### The data
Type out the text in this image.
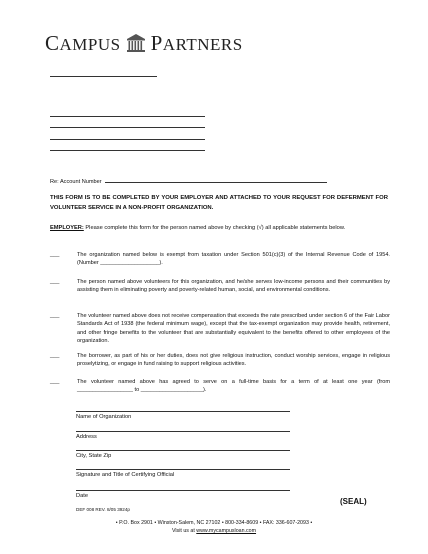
CAMPUS PARTNERS
Re: Account Number
THIS FORM IS TO BE COMPLETED BY YOUR EMPLOYER AND ATTACHED TO YOUR REQUEST FOR DEFERMENT FOR VOLUNTEER SERVICE IN A NON-PROFIT ORGANIZATION.
EMPLOYER: Please complete this form for the person named above by checking (√) all applicable statements below.
___	The organization named below is exempt from taxation under Section 501(c)(3) of the Internal Revenue Code of 1954. (Number ___________________).
___	The person named above volunteers for this organization, and he/she serves low-income persons and their communities by assisting them in eliminating poverty and poverty-related human, social, and environmental conditions.
___	The volunteer named above does not receive compensation that exceeds the rate prescribed under section 6 of the Fair Labor Standards Act of 1938 (the federal minimum wage), except that the tax-exempt organization may provide health, retirement, and other fringe benefits to the volunteer that are substantially equivalent to the benefits offered to other employees of the organization.
___	The borrower, as part of his or her duties, does not give religious instruction, conduct worship services, engage in religious proselytizing, or engage in fund raising to support religious activities.
___	The volunteer named above has agreed to serve on a full-time basis for a term of at least one year (from __________________ to ____________________).
Name of Organization
Address
City, State Zip
Signature and Title of Certifying Official
Date
(SEAL)
DEF 008 REV. 8/05 3924p
• P.O. Box 2901 • Winston-Salem, NC 27102 • 800-334-8609 • FAX: 336-607-2093 •
Visit us at www.mycampusloan.com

### What is needed
Omit every picture, then repeat the remaining data exactly as it appears above.

### Exercise output
Type out the text in this image.
CAMPUS PARTNERS
Re: Account Number
THIS FORM IS TO BE COMPLETED BY YOUR EMPLOYER AND ATTACHED TO YOUR REQUEST FOR DEFERMENT FOR VOLUNTEER SERVICE IN A NON-PROFIT ORGANIZATION.
EMPLOYER: Please complete this form for the person named above by checking (√) all applicable statements below.
___	The organization named below is exempt from taxation under Section 501(c)(3) of the Internal Revenue Code of 1954. (Number ___________________).
___	The person named above volunteers for this organization, and he/she serves low-income persons and their communities by assisting them in eliminating poverty and poverty-related human, social, and environmental conditions.
___	The volunteer named above does not receive compensation that exceeds the rate prescribed under section 6 of the Fair Labor Standards Act of 1938 (the federal minimum wage), except that the tax-exempt organization may provide health, retirement, and other fringe benefits to the volunteer that are substantially equivalent to the benefits offered to other employees of the organization.
___	The borrower, as part of his or her duties, does not give religious instruction, conduct worship services, engage in religious proselytizing, or engage in fund raising to support religious activities.
___	The volunteer named above has agreed to serve on a full-time basis for a term of at least one year (from __________________ to ____________________).
Name of Organization
Address
City, State Zip
Signature and Title of Certifying Official
Date
(SEAL)
DEF 008 REV. 8/05 3924p
• P.O. Box 2901 • Winston-Salem, NC 27102 • 800-334-8609 • FAX: 336-607-2093 •
Visit us at www.mycampusloan.com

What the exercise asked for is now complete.